▶ EXERCISE DETAILS
Format the lines from the one containing "x-tick-label: 0 xyxy=(350,1575,367,1607)" through the one containing "station-label: OSL xyxy=(1859,1524,1905,1551)" as a numbered list, omitting blank lines.

▶ RECORD EXCERPTS
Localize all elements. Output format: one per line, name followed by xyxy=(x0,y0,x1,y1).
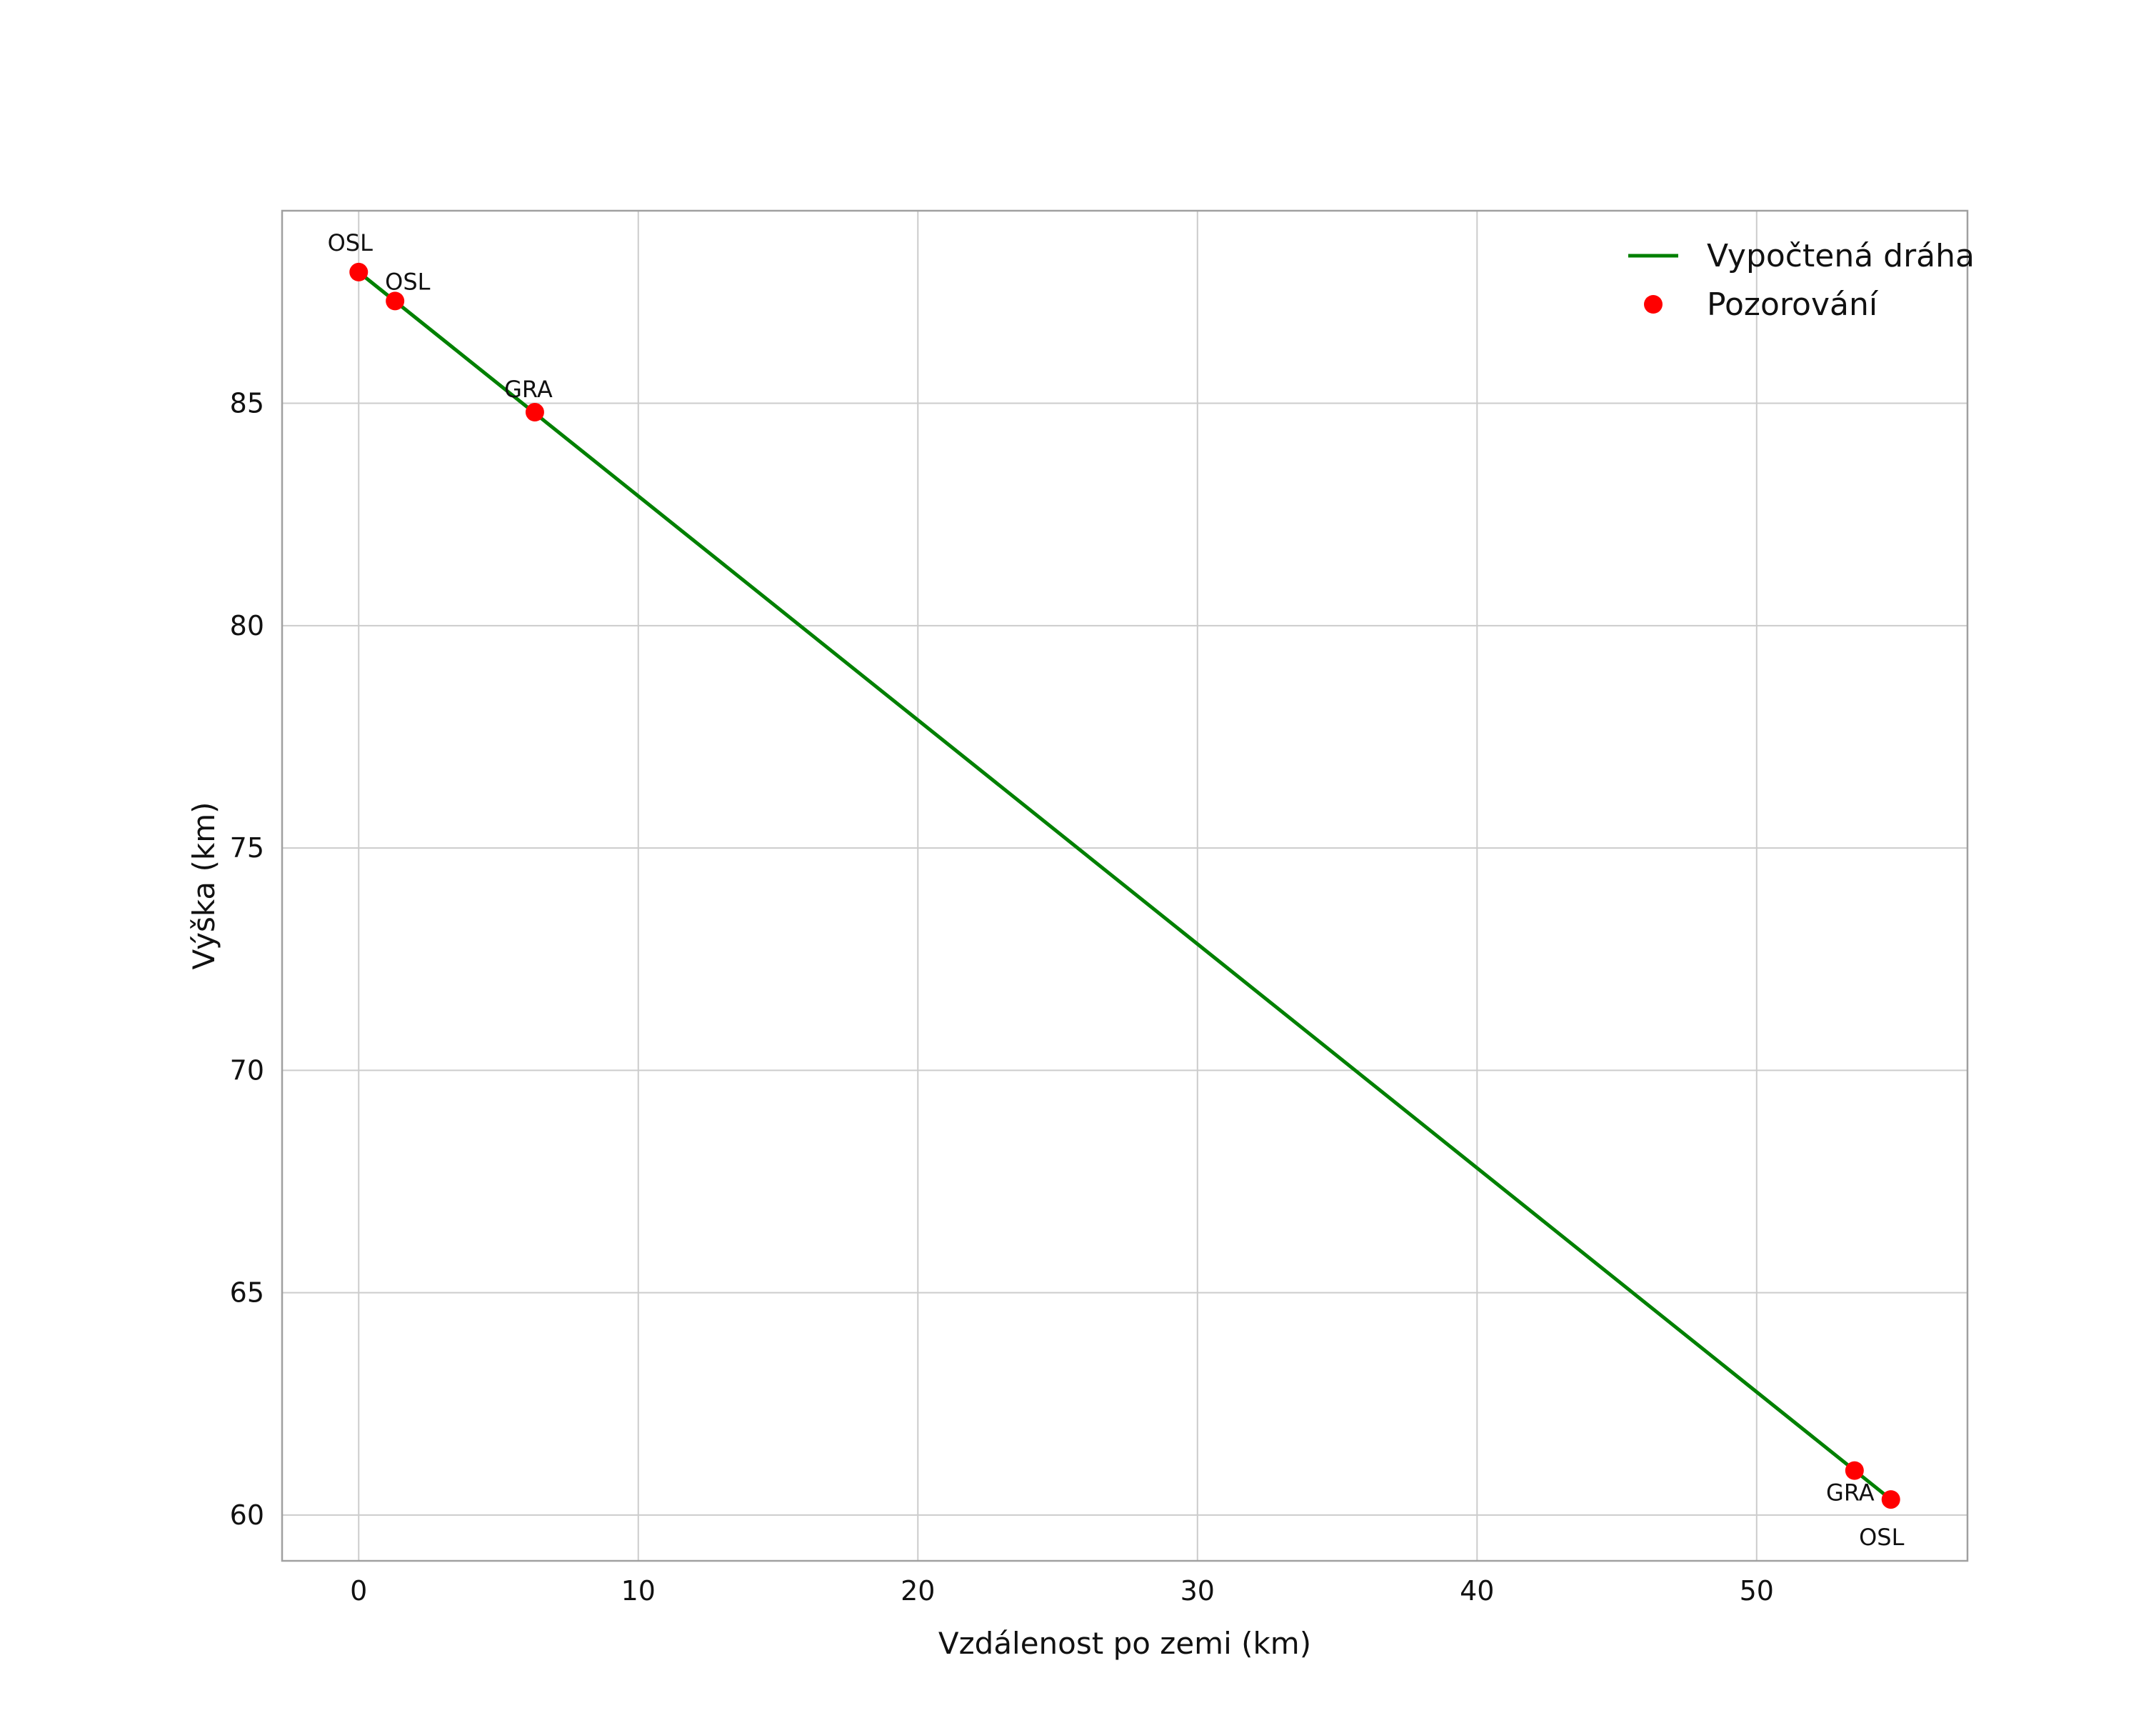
x-tick-label: 0 xyxy=(350,1575,367,1607)
x-tick-label: 20 xyxy=(901,1575,935,1607)
legend-marker-sample xyxy=(1644,295,1663,314)
x-axis-label: Vzdálenost po zemi (km) xyxy=(938,1626,1311,1661)
plot-border xyxy=(281,209,1969,1562)
y-tick-label: 60 xyxy=(230,1499,264,1531)
x-tick-label: 10 xyxy=(621,1575,656,1607)
station-label: OSL xyxy=(328,229,373,256)
legend-entry-label: Pozorování xyxy=(1707,286,1879,323)
observation-marker xyxy=(386,291,405,311)
y-tick-label: 75 xyxy=(230,832,264,864)
legend-entry-label: Vypočtená dráha xyxy=(1707,238,1975,274)
y-tick-label: 65 xyxy=(230,1277,264,1309)
station-label: OSL xyxy=(1859,1524,1905,1551)
station-label: GRA xyxy=(504,376,553,403)
observation-marker xyxy=(1845,1461,1864,1480)
y-tick-label: 70 xyxy=(230,1054,264,1086)
y-axis-label: Výška (km) xyxy=(186,801,221,969)
station-label: OSL xyxy=(385,268,431,295)
observation-marker xyxy=(1881,1490,1900,1509)
y-tick-label: 85 xyxy=(230,388,264,419)
observation-marker xyxy=(525,403,544,422)
x-tick-label: 30 xyxy=(1180,1575,1215,1607)
station-label: GRA xyxy=(1826,1479,1875,1507)
trajectory-line xyxy=(356,270,1893,1502)
x-tick-label: 50 xyxy=(1740,1575,1774,1607)
observation-marker xyxy=(349,262,368,281)
x-tick-label: 40 xyxy=(1460,1575,1494,1607)
y-tick-label: 80 xyxy=(230,610,264,641)
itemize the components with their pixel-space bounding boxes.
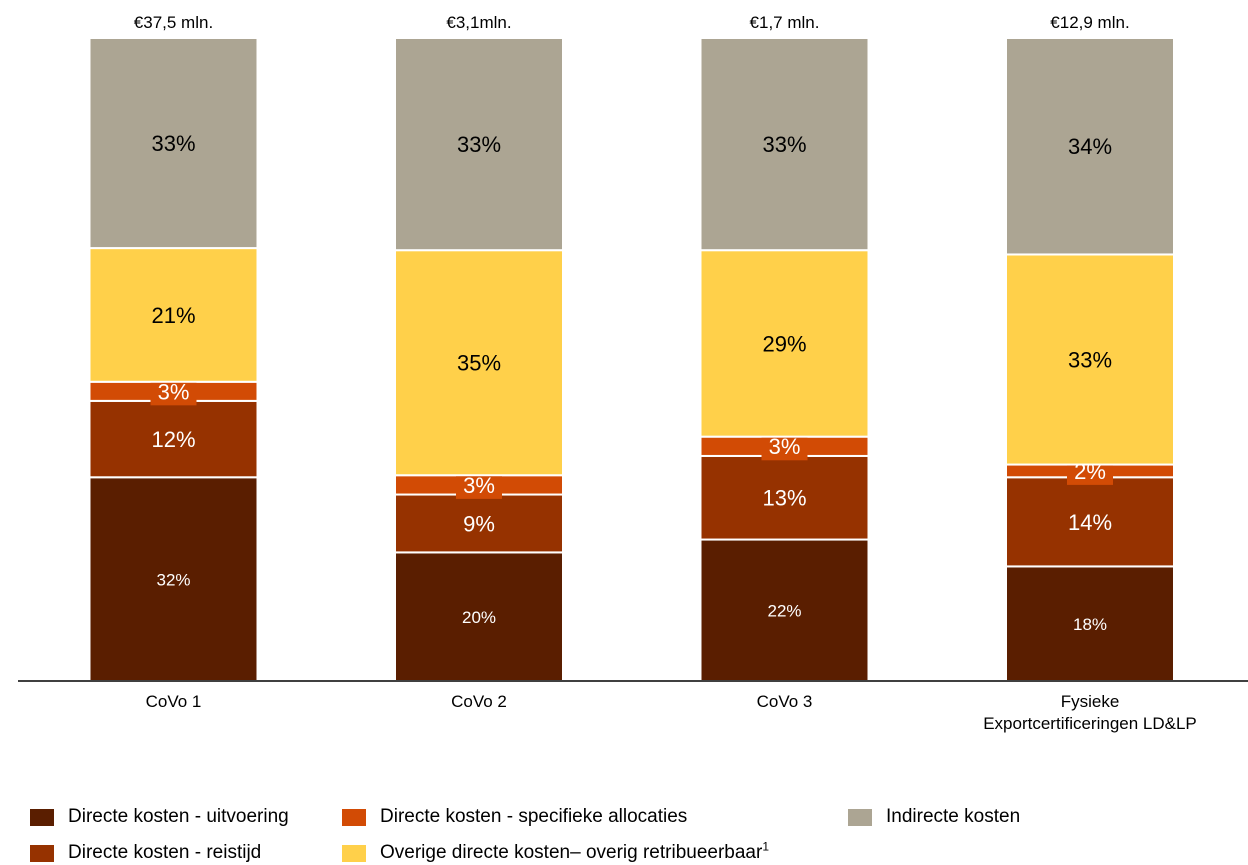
data-label: 35% [457,351,501,376]
data-label: 33% [1068,347,1112,372]
bar-segment [699,37,870,252]
data-label: 3% [463,473,495,498]
bar-total-label: €12,9 mln. [1050,13,1129,32]
data-label: 32% [156,570,190,589]
data-label: 20% [462,608,496,627]
data-label: 33% [762,132,806,157]
bar-segment [1005,253,1175,466]
bar-segment [699,454,870,541]
bar-segment [394,37,564,252]
bar-segment [1005,37,1175,256]
bar-segment [88,247,259,383]
bars-layer: 32% 12% 3% 21% 33% 20% 9% 3% 35% 33% 22% 13% 3% 29% 33… [88,37,1175,683]
x-tick-label: Exportcertificeringen LD&LP [983,714,1197,733]
x-tick-label: CoVo 1 [146,692,202,711]
data-label: 12% [151,427,195,452]
bar-segment [88,399,259,479]
bar-segment [699,249,870,438]
data-label: 29% [762,331,806,356]
bar-total-label: €37,5 mln. [134,13,213,32]
bar-total-label: €3,1mln. [446,13,511,32]
x-tick-label: Fysieke [1061,692,1120,711]
data-label: 9% [463,511,495,536]
x-tick-label: CoVo 2 [451,692,507,711]
x-tick-label: CoVo 3 [757,692,813,711]
bar-segment [394,551,564,683]
data-label: 13% [762,486,806,511]
bar-segment [1005,565,1175,683]
data-label: 3% [769,434,801,459]
bar-segment [1005,476,1175,568]
data-label: 33% [151,131,195,156]
bar-segment [88,37,259,250]
data-label: 21% [151,303,195,328]
x-axis-labels: €37,5 mln. CoVo 1 €3,1mln. CoVo 2 €1,7 mln. C… [134,13,1197,733]
data-label: 33% [457,132,501,157]
bar-total-label: €1,7 mln. [750,13,820,32]
bar-segment [88,476,259,682]
data-label: 14% [1068,510,1112,535]
data-label: 22% [767,601,801,620]
data-label: 34% [1068,134,1112,159]
bar-segment [394,249,564,477]
data-label: 18% [1073,615,1107,634]
data-label: 3% [158,379,190,404]
bar-segment [394,493,564,554]
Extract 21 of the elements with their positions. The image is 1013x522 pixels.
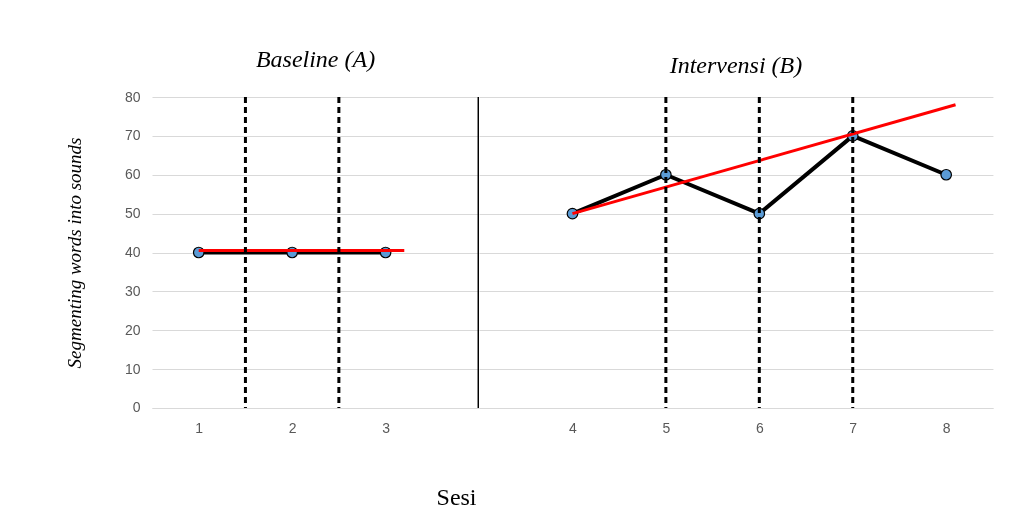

▶ EXERCISE OUTPUT
1. x-tick-label: 0 xyxy=(350,1575,367,1607)
2. x-tick-label: 20 xyxy=(901,1575,935,1607)
3. legend-marker-sample xyxy=(1644,295,1663,314)
4. x-axis-label: Vzdálenost po zemi (km) xyxy=(938,1626,1311,1661)
5. plot-border xyxy=(281,209,1969,1562)
6. y-tick-label: 60 xyxy=(230,1499,264,1531)
7. x-tick-label: 10 xyxy=(621,1575,656,1607)
8. station-label: OSL xyxy=(328,229,373,256)
9. legend-entry-label: Pozorování xyxy=(1707,286,1879,323)
10. observation-marker xyxy=(386,291,405,311)
11. y-tick-label: 75 xyxy=(230,832,264,864)
12. legend-entry-label: Vypočtená dráha xyxy=(1707,238,1975,274)
13. y-tick-label: 65 xyxy=(230,1277,264,1309)
14. station-label: OSL xyxy=(1859,1524,1905,1551)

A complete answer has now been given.